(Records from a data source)
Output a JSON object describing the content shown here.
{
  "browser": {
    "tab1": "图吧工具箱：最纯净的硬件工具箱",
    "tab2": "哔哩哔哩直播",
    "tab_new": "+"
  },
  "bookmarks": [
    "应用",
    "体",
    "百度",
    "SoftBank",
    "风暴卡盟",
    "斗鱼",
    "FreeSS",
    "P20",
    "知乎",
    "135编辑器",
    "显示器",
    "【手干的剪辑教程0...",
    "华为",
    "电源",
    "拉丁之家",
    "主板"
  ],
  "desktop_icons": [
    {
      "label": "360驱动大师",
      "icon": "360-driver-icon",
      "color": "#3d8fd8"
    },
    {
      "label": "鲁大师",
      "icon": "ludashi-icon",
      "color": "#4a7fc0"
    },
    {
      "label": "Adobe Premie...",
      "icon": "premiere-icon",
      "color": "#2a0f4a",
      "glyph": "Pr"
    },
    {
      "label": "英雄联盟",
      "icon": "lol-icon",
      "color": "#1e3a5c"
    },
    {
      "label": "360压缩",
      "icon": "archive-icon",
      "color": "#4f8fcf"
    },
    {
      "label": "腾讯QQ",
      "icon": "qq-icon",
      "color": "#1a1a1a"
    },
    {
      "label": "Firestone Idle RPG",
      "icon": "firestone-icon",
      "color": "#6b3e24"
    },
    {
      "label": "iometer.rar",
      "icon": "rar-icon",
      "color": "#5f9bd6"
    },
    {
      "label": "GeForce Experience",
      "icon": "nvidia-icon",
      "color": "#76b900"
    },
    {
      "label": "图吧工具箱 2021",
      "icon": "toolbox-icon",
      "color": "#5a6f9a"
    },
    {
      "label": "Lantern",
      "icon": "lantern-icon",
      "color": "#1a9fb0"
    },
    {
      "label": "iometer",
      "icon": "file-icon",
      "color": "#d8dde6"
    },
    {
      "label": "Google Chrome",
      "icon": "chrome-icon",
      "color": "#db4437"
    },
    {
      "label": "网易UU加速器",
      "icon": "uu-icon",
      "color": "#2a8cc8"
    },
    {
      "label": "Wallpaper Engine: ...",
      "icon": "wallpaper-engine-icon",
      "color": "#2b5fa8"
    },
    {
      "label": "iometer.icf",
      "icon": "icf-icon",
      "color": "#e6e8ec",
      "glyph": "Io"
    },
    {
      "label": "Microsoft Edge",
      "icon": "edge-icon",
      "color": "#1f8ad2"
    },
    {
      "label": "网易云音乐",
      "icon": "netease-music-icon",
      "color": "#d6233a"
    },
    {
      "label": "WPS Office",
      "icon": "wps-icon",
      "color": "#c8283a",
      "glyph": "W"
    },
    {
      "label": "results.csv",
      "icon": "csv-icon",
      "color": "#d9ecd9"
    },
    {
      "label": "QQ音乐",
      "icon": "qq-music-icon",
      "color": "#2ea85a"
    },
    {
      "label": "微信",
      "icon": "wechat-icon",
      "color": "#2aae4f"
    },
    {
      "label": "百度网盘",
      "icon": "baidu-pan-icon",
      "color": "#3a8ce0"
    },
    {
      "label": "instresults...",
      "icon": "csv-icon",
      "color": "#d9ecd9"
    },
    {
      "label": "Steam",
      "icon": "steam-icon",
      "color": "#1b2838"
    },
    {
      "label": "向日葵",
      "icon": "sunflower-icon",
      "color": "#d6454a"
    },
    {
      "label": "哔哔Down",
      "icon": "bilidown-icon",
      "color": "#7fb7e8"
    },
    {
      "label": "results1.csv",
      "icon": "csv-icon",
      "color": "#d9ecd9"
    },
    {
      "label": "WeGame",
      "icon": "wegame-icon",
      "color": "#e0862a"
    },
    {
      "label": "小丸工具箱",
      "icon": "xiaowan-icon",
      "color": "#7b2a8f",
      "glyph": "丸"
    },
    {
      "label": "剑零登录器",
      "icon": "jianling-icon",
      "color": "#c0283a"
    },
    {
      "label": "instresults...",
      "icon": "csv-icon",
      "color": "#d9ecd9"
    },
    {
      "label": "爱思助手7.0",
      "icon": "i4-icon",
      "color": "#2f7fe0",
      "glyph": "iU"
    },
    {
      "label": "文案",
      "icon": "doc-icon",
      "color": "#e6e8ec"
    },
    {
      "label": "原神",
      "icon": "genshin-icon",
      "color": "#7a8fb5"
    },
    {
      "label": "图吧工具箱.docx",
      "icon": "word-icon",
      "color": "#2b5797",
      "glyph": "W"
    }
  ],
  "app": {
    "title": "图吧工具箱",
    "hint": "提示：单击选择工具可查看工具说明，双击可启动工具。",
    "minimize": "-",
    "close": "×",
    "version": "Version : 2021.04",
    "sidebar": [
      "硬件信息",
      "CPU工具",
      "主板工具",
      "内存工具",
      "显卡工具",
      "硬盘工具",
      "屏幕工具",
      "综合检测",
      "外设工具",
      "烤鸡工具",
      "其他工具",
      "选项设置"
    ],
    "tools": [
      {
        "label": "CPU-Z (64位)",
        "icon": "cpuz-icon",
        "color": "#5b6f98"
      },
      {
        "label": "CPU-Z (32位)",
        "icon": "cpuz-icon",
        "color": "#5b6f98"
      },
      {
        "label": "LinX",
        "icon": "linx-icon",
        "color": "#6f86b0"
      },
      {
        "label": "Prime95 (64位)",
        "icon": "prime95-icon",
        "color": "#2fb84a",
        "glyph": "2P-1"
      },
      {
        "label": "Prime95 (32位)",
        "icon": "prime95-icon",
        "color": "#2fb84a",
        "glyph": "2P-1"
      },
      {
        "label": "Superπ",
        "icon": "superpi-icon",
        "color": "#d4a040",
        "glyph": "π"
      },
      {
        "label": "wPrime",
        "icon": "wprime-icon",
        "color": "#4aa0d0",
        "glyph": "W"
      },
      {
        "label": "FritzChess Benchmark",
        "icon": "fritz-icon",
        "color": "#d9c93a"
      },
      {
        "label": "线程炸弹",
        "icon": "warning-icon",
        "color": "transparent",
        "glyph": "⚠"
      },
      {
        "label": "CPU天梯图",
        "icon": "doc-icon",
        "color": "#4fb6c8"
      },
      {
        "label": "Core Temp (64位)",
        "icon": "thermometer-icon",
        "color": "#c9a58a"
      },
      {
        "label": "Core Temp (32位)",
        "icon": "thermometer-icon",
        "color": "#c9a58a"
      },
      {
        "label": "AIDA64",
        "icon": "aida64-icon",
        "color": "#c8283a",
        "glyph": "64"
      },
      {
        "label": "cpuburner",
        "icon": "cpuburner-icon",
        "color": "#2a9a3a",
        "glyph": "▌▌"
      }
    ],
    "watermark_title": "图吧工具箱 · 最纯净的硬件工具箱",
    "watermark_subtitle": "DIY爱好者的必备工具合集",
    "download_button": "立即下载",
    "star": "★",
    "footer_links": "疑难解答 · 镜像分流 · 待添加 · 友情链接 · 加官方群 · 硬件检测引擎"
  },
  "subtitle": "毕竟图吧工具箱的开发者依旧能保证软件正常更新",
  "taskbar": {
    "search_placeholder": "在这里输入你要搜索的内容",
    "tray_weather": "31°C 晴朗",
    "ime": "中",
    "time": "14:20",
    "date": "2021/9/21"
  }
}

* [AIM]: Whichever lines contain the string "Core", select and copy them.

* [ANSWER TO THE TASK]:
        "label": "Core Temp (64位)",
        "label": "Core Temp (32位)",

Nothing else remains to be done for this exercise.